## Task prompt
Locate every line below that contains the word "circle" and copy it.

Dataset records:
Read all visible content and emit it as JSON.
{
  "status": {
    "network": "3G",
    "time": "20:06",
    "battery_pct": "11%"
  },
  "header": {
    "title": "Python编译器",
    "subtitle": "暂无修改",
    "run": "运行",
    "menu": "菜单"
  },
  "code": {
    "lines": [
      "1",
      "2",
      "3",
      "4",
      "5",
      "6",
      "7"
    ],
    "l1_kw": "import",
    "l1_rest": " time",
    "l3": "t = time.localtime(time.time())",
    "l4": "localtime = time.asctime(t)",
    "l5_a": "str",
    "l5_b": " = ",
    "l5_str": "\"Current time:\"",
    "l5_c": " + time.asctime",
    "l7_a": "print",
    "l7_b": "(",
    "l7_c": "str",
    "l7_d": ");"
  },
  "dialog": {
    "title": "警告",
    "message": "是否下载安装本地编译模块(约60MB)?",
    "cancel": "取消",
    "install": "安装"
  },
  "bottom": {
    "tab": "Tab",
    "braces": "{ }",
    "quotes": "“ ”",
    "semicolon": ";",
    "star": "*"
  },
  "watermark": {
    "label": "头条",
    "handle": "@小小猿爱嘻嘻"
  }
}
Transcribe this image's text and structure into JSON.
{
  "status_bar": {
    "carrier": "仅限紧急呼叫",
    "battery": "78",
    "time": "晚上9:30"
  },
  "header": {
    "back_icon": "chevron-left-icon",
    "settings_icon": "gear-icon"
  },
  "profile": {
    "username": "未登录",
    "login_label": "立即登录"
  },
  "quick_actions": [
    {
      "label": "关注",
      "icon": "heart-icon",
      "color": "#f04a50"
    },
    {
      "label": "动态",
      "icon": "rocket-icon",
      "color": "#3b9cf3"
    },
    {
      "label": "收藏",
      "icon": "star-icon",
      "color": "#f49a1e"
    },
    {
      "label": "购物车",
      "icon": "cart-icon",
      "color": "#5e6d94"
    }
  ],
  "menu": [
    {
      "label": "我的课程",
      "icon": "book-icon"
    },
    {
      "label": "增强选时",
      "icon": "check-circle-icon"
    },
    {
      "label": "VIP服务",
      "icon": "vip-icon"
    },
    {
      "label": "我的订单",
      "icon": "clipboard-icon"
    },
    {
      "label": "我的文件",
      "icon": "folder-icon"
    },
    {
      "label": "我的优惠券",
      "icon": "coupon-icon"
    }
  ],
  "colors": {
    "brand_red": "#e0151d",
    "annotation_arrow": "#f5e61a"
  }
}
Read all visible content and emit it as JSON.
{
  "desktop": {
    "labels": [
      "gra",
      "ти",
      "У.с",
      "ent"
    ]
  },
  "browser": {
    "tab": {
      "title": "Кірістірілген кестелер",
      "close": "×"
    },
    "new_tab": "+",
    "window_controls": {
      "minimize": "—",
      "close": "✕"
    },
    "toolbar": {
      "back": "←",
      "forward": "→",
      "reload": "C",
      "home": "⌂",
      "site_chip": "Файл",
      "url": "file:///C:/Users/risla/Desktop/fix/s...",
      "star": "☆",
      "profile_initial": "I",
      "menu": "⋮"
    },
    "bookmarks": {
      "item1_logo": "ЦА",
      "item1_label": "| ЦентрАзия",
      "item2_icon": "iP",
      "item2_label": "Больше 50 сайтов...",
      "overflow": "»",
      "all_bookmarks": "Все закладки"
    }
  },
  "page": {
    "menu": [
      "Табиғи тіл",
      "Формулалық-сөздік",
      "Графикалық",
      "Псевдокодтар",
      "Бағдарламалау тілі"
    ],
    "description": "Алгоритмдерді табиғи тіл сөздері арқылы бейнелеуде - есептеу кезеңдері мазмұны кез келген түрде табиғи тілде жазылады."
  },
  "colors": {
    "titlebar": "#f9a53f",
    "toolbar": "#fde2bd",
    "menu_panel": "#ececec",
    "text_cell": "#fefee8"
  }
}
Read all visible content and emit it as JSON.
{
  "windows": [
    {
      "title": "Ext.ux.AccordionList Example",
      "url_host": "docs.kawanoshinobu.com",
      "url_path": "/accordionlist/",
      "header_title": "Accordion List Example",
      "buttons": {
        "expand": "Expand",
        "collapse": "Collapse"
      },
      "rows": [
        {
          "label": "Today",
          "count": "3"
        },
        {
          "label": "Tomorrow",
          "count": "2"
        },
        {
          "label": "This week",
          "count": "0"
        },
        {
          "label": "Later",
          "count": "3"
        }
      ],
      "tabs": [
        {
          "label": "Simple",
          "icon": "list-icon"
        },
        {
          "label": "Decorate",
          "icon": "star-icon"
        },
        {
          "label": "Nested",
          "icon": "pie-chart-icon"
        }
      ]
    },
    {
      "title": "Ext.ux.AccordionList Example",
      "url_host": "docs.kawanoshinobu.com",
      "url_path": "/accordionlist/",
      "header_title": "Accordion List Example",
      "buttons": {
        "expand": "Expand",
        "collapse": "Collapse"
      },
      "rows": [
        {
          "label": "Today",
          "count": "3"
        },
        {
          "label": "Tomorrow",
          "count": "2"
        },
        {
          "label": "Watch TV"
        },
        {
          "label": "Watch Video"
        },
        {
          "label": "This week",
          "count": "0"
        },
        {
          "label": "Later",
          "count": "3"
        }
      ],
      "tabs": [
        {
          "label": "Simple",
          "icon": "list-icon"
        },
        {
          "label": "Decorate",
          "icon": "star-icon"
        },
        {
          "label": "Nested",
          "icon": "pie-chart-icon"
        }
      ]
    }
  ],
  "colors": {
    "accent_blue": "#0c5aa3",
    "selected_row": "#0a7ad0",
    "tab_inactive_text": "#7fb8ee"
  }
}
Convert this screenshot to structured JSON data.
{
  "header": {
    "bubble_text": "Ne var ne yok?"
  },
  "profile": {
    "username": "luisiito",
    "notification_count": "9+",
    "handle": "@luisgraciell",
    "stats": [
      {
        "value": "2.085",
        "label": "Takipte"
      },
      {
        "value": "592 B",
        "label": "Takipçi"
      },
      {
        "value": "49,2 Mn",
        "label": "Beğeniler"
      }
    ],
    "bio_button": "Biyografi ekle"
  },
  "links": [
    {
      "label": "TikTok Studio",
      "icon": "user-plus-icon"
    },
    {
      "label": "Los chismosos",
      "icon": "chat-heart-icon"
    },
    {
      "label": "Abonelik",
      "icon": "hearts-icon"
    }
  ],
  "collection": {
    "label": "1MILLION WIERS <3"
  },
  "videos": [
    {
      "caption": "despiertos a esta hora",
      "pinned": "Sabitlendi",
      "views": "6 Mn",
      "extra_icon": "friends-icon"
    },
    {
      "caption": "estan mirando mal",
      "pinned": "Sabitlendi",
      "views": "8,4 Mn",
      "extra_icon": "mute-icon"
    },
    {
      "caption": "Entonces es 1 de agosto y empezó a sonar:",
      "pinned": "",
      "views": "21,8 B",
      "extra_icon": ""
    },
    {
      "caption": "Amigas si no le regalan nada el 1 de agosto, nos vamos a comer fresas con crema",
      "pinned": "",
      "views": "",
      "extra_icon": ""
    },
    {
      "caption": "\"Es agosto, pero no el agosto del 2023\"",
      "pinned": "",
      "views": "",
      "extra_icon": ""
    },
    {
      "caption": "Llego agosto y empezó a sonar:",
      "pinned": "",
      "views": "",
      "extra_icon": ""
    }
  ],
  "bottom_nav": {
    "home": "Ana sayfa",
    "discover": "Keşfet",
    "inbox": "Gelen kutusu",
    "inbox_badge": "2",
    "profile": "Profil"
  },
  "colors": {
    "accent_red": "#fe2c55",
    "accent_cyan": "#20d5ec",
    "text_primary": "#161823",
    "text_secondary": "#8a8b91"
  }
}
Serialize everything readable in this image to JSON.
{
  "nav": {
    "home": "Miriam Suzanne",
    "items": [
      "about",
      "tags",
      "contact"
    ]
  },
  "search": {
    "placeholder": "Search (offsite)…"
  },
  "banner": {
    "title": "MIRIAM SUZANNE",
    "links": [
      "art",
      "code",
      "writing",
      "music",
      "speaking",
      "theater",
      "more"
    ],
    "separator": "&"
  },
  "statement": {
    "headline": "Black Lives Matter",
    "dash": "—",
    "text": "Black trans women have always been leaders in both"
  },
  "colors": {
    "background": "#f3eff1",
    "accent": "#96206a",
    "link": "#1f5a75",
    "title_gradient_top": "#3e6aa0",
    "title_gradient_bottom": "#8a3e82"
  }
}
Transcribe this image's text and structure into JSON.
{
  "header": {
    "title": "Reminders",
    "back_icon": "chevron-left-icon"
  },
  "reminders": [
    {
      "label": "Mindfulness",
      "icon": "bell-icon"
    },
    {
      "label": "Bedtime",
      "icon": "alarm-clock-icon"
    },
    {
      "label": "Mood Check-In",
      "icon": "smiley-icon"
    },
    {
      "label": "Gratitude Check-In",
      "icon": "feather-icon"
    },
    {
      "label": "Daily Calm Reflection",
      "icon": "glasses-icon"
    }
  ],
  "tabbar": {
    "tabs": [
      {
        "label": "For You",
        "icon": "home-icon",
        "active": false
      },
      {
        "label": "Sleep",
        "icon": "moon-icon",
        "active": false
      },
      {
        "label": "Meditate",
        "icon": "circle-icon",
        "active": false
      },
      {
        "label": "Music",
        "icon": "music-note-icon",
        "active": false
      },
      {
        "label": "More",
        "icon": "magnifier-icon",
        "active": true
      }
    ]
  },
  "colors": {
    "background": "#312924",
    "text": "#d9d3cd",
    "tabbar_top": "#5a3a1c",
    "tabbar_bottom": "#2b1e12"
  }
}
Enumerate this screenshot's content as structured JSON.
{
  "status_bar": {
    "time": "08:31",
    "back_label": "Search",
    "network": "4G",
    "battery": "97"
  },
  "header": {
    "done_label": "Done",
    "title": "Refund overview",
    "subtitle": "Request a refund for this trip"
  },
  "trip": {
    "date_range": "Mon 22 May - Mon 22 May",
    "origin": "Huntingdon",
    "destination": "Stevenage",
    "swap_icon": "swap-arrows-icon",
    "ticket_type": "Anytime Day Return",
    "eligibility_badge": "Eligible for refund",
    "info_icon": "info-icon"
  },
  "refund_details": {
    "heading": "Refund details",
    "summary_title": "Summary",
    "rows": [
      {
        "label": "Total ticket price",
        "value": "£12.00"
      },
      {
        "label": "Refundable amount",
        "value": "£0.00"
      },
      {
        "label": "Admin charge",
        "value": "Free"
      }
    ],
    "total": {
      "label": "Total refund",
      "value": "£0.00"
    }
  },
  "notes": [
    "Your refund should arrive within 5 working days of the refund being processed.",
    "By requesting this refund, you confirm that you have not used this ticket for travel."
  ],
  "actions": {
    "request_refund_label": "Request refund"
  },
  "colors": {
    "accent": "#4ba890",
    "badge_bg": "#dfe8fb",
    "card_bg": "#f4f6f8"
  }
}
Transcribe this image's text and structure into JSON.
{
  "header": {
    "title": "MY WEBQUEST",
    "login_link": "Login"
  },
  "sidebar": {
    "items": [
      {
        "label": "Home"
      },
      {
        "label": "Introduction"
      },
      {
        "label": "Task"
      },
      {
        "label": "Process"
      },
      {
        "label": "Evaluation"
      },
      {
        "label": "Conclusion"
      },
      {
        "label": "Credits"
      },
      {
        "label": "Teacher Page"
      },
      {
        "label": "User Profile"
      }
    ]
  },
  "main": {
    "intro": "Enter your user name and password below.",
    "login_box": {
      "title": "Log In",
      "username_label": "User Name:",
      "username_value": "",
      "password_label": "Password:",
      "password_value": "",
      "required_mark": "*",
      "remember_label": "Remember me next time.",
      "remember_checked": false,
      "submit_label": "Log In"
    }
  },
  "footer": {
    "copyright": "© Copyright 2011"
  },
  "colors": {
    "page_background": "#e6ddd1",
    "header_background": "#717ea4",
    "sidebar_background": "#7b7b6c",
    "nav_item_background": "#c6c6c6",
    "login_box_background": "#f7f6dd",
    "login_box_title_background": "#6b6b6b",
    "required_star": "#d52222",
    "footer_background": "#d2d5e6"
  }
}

## Worked solution
      "icon": "check-circle-icon"
        "icon": "circle-icon",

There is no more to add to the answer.